• **WHAT THE EXERCISE ASKS**:
Identify each line below containing the string "habitación" and copy it.

• **INFORMATION GIVEN**:
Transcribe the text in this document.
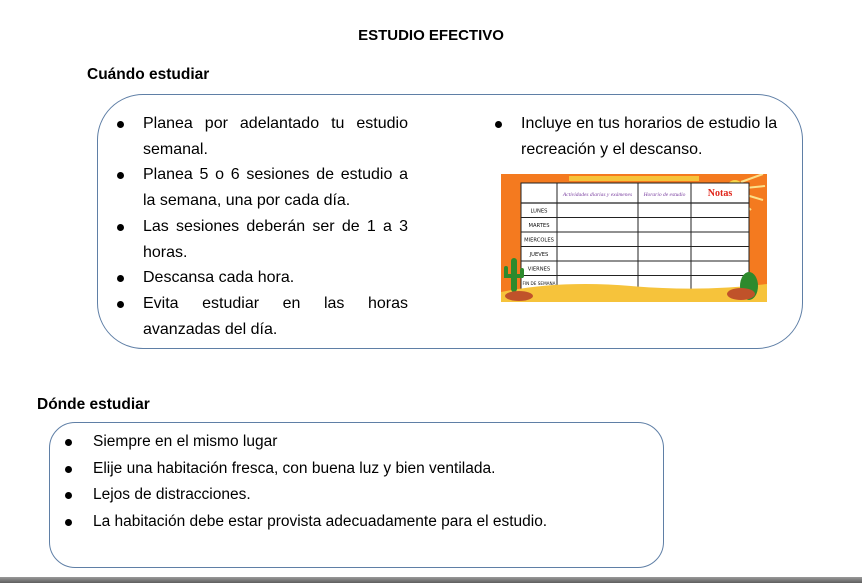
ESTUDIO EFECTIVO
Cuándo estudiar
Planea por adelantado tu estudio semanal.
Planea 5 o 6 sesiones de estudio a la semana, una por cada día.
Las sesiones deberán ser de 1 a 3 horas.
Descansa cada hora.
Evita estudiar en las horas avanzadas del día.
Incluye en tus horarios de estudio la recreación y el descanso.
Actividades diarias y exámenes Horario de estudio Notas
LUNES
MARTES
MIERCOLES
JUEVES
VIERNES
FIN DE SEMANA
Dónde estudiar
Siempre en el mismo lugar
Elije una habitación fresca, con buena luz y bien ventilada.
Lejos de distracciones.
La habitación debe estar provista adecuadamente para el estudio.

• **TASK SOLUTION**:
Elije una habitación fresca, con buena luz y bien ventilada.
La habitación debe estar provista adecuadamente para el estudio.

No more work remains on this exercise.